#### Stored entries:
────

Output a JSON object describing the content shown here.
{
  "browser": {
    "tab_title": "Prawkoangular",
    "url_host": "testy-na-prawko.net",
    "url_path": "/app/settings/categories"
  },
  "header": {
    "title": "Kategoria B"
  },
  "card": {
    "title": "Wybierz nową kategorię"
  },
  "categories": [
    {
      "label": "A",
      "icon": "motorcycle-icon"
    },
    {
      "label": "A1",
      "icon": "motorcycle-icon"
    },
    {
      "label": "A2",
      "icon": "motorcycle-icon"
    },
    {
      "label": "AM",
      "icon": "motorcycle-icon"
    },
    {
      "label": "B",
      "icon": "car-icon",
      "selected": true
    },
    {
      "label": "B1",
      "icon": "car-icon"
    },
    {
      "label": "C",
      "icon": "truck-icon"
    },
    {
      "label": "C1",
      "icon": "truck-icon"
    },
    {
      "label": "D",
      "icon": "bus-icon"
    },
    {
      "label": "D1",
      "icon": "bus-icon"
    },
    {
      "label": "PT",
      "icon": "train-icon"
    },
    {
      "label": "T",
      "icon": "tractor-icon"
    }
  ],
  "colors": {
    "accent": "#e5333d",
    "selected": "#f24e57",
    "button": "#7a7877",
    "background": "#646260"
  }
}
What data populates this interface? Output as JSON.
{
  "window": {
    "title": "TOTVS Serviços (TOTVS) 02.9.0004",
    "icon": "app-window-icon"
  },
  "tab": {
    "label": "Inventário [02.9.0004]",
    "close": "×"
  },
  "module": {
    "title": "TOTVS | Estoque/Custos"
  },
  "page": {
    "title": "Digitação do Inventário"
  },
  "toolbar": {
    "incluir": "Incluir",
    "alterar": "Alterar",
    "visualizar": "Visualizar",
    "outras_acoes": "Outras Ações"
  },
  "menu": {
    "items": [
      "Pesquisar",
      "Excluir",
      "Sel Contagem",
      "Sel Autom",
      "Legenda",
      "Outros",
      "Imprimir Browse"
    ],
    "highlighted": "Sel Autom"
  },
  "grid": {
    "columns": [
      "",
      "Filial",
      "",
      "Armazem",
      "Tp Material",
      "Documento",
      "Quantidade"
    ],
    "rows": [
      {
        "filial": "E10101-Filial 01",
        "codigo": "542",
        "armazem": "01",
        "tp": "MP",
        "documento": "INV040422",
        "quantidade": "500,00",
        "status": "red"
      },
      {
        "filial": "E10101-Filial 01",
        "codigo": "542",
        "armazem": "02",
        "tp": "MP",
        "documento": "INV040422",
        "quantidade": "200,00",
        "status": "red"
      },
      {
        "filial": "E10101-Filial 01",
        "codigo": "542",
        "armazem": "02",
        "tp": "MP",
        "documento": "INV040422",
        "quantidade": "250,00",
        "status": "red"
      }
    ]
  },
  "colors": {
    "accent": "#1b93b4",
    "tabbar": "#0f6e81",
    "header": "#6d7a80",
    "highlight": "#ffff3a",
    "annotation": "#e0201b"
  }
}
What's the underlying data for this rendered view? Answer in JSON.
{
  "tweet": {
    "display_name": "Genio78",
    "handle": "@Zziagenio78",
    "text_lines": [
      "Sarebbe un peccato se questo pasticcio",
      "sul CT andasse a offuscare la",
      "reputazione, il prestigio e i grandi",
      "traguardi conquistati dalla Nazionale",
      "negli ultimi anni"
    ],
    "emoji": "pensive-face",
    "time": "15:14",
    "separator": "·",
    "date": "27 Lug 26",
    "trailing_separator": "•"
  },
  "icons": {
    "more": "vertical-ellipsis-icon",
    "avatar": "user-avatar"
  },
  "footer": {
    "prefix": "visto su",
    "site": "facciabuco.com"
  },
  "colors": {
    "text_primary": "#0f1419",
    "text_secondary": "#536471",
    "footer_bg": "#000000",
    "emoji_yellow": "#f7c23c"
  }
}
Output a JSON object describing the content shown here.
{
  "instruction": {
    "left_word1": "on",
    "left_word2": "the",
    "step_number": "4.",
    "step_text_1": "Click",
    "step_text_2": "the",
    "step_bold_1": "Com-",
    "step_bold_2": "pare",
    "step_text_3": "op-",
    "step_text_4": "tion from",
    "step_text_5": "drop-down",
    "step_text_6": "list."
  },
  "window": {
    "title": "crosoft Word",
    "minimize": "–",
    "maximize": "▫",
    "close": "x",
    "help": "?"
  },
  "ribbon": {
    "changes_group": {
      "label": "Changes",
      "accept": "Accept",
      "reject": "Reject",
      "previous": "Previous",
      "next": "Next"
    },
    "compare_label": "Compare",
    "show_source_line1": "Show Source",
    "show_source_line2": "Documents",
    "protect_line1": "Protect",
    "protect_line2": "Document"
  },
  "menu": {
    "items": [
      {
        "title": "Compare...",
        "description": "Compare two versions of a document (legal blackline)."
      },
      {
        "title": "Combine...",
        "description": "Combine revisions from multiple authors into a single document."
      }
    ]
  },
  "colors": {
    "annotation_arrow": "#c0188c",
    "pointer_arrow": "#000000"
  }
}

────

#### Exercise goal:
Provide an exact reproduction of all the entries shown above.

#### Solved exercise:
Output a JSON object describing the content shown here.
{
  "browser": {
    "tab_title": "Prawkoangular",
    "url_host": "testy-na-prawko.net",
    "url_path": "/app/settings/categories"
  },
  "header": {
    "title": "Kategoria B"
  },
  "card": {
    "title": "Wybierz nową kategorię"
  },
  "categories": [
    {
      "label": "A",
      "icon": "motorcycle-icon"
    },
    {
      "label": "A1",
      "icon": "motorcycle-icon"
    },
    {
      "label": "A2",
      "icon": "motorcycle-icon"
    },
    {
      "label": "AM",
      "icon": "motorcycle-icon"
    },
    {
      "label": "B",
      "icon": "car-icon",
      "selected": true
    },
    {
      "label": "B1",
      "icon": "car-icon"
    },
    {
      "label": "C",
      "icon": "truck-icon"
    },
    {
      "label": "C1",
      "icon": "truck-icon"
    },
    {
      "label": "D",
      "icon": "bus-icon"
    },
    {
      "label": "D1",
      "icon": "bus-icon"
    },
    {
      "label": "PT",
      "icon": "train-icon"
    },
    {
      "label": "T",
      "icon": "tractor-icon"
    }
  ],
  "colors": {
    "accent": "#e5333d",
    "selected": "#f24e57",
    "button": "#7a7877",
    "background": "#646260"
  }
}
What data populates this interface? Output as JSON.
{
  "window": {
    "title": "TOTVS Serviços (TOTVS) 02.9.0004",
    "icon": "app-window-icon"
  },
  "tab": {
    "label": "Inventário [02.9.0004]",
    "close": "×"
  },
  "module": {
    "title": "TOTVS | Estoque/Custos"
  },
  "page": {
    "title": "Digitação do Inventário"
  },
  "toolbar": {
    "incluir": "Incluir",
    "alterar": "Alterar",
    "visualizar": "Visualizar",
    "outras_acoes": "Outras Ações"
  },
  "menu": {
    "items": [
      "Pesquisar",
      "Excluir",
      "Sel Contagem",
      "Sel Autom",
      "Legenda",
      "Outros",
      "Imprimir Browse"
    ],
    "highlighted": "Sel Autom"
  },
  "grid": {
    "columns": [
      "",
      "Filial",
      "",
      "Armazem",
      "Tp Material",
      "Documento",
      "Quantidade"
    ],
    "rows": [
      {
        "filial": "E10101-Filial 01",
        "codigo": "542",
        "armazem": "01",
        "tp": "MP",
        "documento": "INV040422",
        "quantidade": "500,00",
        "status": "red"
      },
      {
        "filial": "E10101-Filial 01",
        "codigo": "542",
        "armazem": "02",
        "tp": "MP",
        "documento": "INV040422",
        "quantidade": "200,00",
        "status": "red"
      },
      {
        "filial": "E10101-Filial 01",
        "codigo": "542",
        "armazem": "02",
        "tp": "MP",
        "documento": "INV040422",
        "quantidade": "250,00",
        "status": "red"
      }
    ]
  },
  "colors": {
    "accent": "#1b93b4",
    "tabbar": "#0f6e81",
    "header": "#6d7a80",
    "highlight": "#ffff3a",
    "annotation": "#e0201b"
  }
}
What's the underlying data for this rendered view? Answer in JSON.
{
  "tweet": {
    "display_name": "Genio78",
    "handle": "@Zziagenio78",
    "text_lines": [
      "Sarebbe un peccato se questo pasticcio",
      "sul CT andasse a offuscare la",
      "reputazione, il prestigio e i grandi",
      "traguardi conquistati dalla Nazionale",
      "negli ultimi anni"
    ],
    "emoji": "pensive-face",
    "time": "15:14",
    "separator": "·",
    "date": "27 Lug 26",
    "trailing_separator": "•"
  },
  "icons": {
    "more": "vertical-ellipsis-icon",
    "avatar": "user-avatar"
  },
  "footer": {
    "prefix": "visto su",
    "site": "facciabuco.com"
  },
  "colors": {
    "text_primary": "#0f1419",
    "text_secondary": "#536471",
    "footer_bg": "#000000",
    "emoji_yellow": "#f7c23c"
  }
}
Output a JSON object describing the content shown here.
{
  "instruction": {
    "left_word1": "on",
    "left_word2": "the",
    "step_number": "4.",
    "step_text_1": "Click",
    "step_text_2": "the",
    "step_bold_1": "Com-",
    "step_bold_2": "pare",
    "step_text_3": "op-",
    "step_text_4": "tion from",
    "step_text_5": "drop-down",
    "step_text_6": "list."
  },
  "window": {
    "title": "crosoft Word",
    "minimize": "–",
    "maximize": "▫",
    "close": "x",
    "help": "?"
  },
  "ribbon": {
    "changes_group": {
      "label": "Changes",
      "accept": "Accept",
      "reject": "Reject",
      "previous": "Previous",
      "next": "Next"
    },
    "compare_label": "Compare",
    "show_source_line1": "Show Source",
    "show_source_line2": "Documents",
    "protect_line1": "Protect",
    "protect_line2": "Document"
  },
  "menu": {
    "items": [
      {
        "title": "Compare...",
        "description": "Compare two versions of a document (legal blackline)."
      },
      {
        "title": "Combine...",
        "description": "Combine revisions from multiple authors into a single document."
      }
    ]
  },
  "colors": {
    "annotation_arrow": "#c0188c",
    "pointer_arrow": "#000000"
  }
}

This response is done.